::: Given data

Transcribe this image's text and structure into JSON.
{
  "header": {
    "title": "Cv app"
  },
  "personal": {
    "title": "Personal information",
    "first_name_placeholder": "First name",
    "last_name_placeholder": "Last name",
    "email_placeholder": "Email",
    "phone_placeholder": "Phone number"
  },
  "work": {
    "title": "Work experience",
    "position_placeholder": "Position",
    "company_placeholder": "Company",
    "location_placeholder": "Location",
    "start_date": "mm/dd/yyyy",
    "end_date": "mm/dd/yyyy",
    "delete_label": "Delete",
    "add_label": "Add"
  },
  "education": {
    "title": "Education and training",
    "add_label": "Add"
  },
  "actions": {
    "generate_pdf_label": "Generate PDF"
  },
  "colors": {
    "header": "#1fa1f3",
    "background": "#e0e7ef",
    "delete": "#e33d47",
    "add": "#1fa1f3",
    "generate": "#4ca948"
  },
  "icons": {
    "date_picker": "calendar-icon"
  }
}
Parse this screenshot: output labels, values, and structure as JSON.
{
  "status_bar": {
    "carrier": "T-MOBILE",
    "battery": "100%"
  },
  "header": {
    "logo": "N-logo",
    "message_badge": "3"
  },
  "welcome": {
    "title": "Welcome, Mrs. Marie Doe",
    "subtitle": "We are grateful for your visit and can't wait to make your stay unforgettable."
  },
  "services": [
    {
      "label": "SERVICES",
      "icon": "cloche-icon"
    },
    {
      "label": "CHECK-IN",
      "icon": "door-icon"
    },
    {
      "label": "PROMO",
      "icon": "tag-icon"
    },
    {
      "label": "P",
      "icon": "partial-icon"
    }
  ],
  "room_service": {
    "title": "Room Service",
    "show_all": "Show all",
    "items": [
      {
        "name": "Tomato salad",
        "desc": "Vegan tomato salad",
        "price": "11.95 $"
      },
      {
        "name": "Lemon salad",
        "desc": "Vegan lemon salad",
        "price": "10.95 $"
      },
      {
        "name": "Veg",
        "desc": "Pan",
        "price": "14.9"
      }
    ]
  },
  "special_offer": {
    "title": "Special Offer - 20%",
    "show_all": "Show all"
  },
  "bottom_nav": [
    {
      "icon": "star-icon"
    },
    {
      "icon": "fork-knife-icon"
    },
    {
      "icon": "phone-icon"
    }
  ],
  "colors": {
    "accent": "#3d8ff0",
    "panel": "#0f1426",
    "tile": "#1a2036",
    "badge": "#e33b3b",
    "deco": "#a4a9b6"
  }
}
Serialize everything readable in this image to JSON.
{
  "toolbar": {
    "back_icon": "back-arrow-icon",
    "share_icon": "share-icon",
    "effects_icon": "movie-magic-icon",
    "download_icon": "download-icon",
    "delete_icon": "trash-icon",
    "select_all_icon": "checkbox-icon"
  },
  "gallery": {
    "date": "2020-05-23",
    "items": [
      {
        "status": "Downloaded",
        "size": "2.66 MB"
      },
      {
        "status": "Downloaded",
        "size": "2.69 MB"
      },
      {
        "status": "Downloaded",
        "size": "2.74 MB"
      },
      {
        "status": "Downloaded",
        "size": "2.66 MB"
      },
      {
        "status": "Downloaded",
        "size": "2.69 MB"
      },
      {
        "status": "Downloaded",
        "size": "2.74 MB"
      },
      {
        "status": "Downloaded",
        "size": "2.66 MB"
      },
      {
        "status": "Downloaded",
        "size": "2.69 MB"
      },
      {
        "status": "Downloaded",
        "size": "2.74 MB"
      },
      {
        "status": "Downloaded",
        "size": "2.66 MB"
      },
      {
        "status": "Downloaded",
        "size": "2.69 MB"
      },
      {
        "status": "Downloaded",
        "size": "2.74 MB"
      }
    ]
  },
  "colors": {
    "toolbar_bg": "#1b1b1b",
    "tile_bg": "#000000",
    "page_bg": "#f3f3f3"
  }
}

::::::

## Exercise:
Restate the whole listing exactly.

## Result for this task:
Transcribe this image's text and structure into JSON.
{
  "header": {
    "title": "Cv app"
  },
  "personal": {
    "title": "Personal information",
    "first_name_placeholder": "First name",
    "last_name_placeholder": "Last name",
    "email_placeholder": "Email",
    "phone_placeholder": "Phone number"
  },
  "work": {
    "title": "Work experience",
    "position_placeholder": "Position",
    "company_placeholder": "Company",
    "location_placeholder": "Location",
    "start_date": "mm/dd/yyyy",
    "end_date": "mm/dd/yyyy",
    "delete_label": "Delete",
    "add_label": "Add"
  },
  "education": {
    "title": "Education and training",
    "add_label": "Add"
  },
  "actions": {
    "generate_pdf_label": "Generate PDF"
  },
  "colors": {
    "header": "#1fa1f3",
    "background": "#e0e7ef",
    "delete": "#e33d47",
    "add": "#1fa1f3",
    "generate": "#4ca948"
  },
  "icons": {
    "date_picker": "calendar-icon"
  }
}
Parse this screenshot: output labels, values, and structure as JSON.
{
  "status_bar": {
    "carrier": "T-MOBILE",
    "battery": "100%"
  },
  "header": {
    "logo": "N-logo",
    "message_badge": "3"
  },
  "welcome": {
    "title": "Welcome, Mrs. Marie Doe",
    "subtitle": "We are grateful for your visit and can't wait to make your stay unforgettable."
  },
  "services": [
    {
      "label": "SERVICES",
      "icon": "cloche-icon"
    },
    {
      "label": "CHECK-IN",
      "icon": "door-icon"
    },
    {
      "label": "PROMO",
      "icon": "tag-icon"
    },
    {
      "label": "P",
      "icon": "partial-icon"
    }
  ],
  "room_service": {
    "title": "Room Service",
    "show_all": "Show all",
    "items": [
      {
        "name": "Tomato salad",
        "desc": "Vegan tomato salad",
        "price": "11.95 $"
      },
      {
        "name": "Lemon salad",
        "desc": "Vegan lemon salad",
        "price": "10.95 $"
      },
      {
        "name": "Veg",
        "desc": "Pan",
        "price": "14.9"
      }
    ]
  },
  "special_offer": {
    "title": "Special Offer - 20%",
    "show_all": "Show all"
  },
  "bottom_nav": [
    {
      "icon": "star-icon"
    },
    {
      "icon": "fork-knife-icon"
    },
    {
      "icon": "phone-icon"
    }
  ],
  "colors": {
    "accent": "#3d8ff0",
    "panel": "#0f1426",
    "tile": "#1a2036",
    "badge": "#e33b3b",
    "deco": "#a4a9b6"
  }
}
Serialize everything readable in this image to JSON.
{
  "toolbar": {
    "back_icon": "back-arrow-icon",
    "share_icon": "share-icon",
    "effects_icon": "movie-magic-icon",
    "download_icon": "download-icon",
    "delete_icon": "trash-icon",
    "select_all_icon": "checkbox-icon"
  },
  "gallery": {
    "date": "2020-05-23",
    "items": [
      {
        "status": "Downloaded",
        "size": "2.66 MB"
      },
      {
        "status": "Downloaded",
        "size": "2.69 MB"
      },
      {
        "status": "Downloaded",
        "size": "2.74 MB"
      },
      {
        "status": "Downloaded",
        "size": "2.66 MB"
      },
      {
        "status": "Downloaded",
        "size": "2.69 MB"
      },
      {
        "status": "Downloaded",
        "size": "2.74 MB"
      },
      {
        "status": "Downloaded",
        "size": "2.66 MB"
      },
      {
        "status": "Downloaded",
        "size": "2.69 MB"
      },
      {
        "status": "Downloaded",
        "size": "2.74 MB"
      },
      {
        "status": "Downloaded",
        "size": "2.66 MB"
      },
      {
        "status": "Downloaded",
        "size": "2.69 MB"
      },
      {
        "status": "Downloaded",
        "size": "2.74 MB"
      }
    ]
  },
  "colors": {
    "toolbar_bg": "#1b1b1b",
    "tile_bg": "#000000",
    "page_bg": "#f3f3f3"
  }
}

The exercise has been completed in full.